» Selected text:
----
Though most insomniacs reported high baseline sleep reactivity and initially presented with pronounced sleep latency, a subgroup of insomniacs was described as having low sleep reactivity prior to the development of the disorder, among whom no clear insomnia phenotype was observed. Despite difficulties falling and staying asleep among nonreactive insomniacs exceeding quantitative criteria only modestly to moderately,26 symptom presentation, other than the aforementioned differences in sleep latency, was highly similar and disease course did not differ between reactive and nonreactive insomnia subgroups. Even so, the onset of insomnia in low-reactivity individuals highlights the multifactorial and complex etiology of sleep pathology, and consequent limitations in the ability of the FIRST to detect disease risk in this smaller, less premorbidly reactive subpopulation of future insomniacs.
Study Limitations
We believe the current study adds to the literature on the development of insomnia, but must be interpreted in the context of some methodological limitations. First, we must acknowledge the potential threats to validity due to the use of self-report instruments. Second, participants were not screened for comorbid psychopathology (other than depression). However, comorbid insomnia is the norm in the general population, thus adding to the generalizability of results. Finally, older adults were under-represented in the current study, and our sample consisted of no participants older than 67 y. As such, it is unclear whether these findings generalize to older adults. Despite these limitations, we demonstrated the FIRST's capability of predicting initial onset insomnia in individuals without history of insomnia or depression, thus affording opportunity to preempt the disease process, and allowing for more personalized treatment.
DISCLOSURE STATEMENT
This was not an industry supported study. This study was supported by an NIMH Grant (R01 MH082785; PI: Drake) and an investigator initiated research award from Merck & Co (PI: Drake). Dr. Drake has served as a consultant for Teva; has received research support from Merck and Teva; and has served on a speakers bureau for Jazz, Purdue, and Teva. The other authors have indicated no financial conflicts of interest.
----
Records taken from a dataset
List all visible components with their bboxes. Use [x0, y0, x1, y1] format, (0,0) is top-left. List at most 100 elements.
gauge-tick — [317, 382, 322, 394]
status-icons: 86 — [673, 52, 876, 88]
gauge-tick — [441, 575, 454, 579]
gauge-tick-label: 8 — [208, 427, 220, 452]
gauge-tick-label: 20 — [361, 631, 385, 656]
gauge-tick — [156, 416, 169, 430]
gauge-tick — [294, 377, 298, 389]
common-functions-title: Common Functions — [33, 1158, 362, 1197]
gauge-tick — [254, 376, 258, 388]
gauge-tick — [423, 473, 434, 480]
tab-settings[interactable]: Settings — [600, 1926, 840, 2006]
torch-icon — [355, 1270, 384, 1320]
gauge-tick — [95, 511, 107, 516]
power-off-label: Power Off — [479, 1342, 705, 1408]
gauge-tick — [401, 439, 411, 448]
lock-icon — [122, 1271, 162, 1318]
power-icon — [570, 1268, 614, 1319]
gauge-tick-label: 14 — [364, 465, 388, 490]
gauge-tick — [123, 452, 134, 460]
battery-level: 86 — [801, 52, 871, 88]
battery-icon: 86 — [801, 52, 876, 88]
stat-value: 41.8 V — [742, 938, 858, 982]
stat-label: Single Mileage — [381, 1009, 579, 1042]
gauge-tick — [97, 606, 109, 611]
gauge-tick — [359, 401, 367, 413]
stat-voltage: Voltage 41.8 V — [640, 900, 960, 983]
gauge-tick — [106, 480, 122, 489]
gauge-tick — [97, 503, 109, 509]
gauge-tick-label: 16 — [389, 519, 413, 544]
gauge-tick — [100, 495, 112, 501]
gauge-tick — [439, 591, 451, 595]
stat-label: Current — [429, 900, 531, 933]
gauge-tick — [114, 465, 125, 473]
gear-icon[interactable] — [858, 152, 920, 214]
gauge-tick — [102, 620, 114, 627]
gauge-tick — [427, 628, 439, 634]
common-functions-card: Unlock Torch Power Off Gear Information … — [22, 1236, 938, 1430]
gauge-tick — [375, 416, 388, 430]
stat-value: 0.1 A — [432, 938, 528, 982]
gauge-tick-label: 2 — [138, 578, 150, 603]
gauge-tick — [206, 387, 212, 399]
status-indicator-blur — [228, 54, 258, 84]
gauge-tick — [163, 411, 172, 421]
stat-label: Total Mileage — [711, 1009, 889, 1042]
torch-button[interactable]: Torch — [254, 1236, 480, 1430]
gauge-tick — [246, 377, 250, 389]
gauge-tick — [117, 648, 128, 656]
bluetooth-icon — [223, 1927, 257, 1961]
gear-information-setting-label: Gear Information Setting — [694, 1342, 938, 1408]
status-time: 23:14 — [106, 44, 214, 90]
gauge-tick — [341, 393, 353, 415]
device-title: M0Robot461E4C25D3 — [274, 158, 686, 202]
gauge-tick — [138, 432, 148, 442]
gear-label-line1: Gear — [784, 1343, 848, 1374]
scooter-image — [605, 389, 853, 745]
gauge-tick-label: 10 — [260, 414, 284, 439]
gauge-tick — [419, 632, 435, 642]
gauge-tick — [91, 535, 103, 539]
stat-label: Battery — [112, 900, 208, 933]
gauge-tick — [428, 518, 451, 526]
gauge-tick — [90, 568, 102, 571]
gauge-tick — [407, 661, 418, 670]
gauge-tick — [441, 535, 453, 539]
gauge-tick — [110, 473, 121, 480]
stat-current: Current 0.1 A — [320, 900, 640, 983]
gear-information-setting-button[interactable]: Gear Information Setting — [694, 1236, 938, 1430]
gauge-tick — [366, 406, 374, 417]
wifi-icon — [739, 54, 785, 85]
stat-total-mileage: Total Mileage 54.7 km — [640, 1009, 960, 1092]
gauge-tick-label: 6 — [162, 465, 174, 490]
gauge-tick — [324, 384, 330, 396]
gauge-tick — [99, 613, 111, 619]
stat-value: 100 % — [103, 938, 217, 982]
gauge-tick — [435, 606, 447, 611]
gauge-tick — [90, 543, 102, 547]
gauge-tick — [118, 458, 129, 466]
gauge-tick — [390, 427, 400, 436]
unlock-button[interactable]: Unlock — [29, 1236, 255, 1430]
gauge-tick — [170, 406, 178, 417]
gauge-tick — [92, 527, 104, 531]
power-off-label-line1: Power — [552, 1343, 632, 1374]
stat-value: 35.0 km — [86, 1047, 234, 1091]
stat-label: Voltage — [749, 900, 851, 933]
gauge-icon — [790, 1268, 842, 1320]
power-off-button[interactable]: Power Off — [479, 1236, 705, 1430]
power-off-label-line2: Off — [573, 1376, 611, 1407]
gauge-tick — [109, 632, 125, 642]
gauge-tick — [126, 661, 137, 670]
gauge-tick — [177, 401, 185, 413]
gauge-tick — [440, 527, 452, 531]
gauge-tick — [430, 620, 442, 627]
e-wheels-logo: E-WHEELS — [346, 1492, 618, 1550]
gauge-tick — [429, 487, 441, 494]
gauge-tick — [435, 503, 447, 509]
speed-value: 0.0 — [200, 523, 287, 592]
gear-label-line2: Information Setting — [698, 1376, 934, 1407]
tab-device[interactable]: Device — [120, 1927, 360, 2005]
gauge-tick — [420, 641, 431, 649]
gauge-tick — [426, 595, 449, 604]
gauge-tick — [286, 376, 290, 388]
----
» Exercise goal: In the insomnia study excerpt, what grant number is given for the NIMH grant that supported the study?

» Solution for this problem: R01 MH082785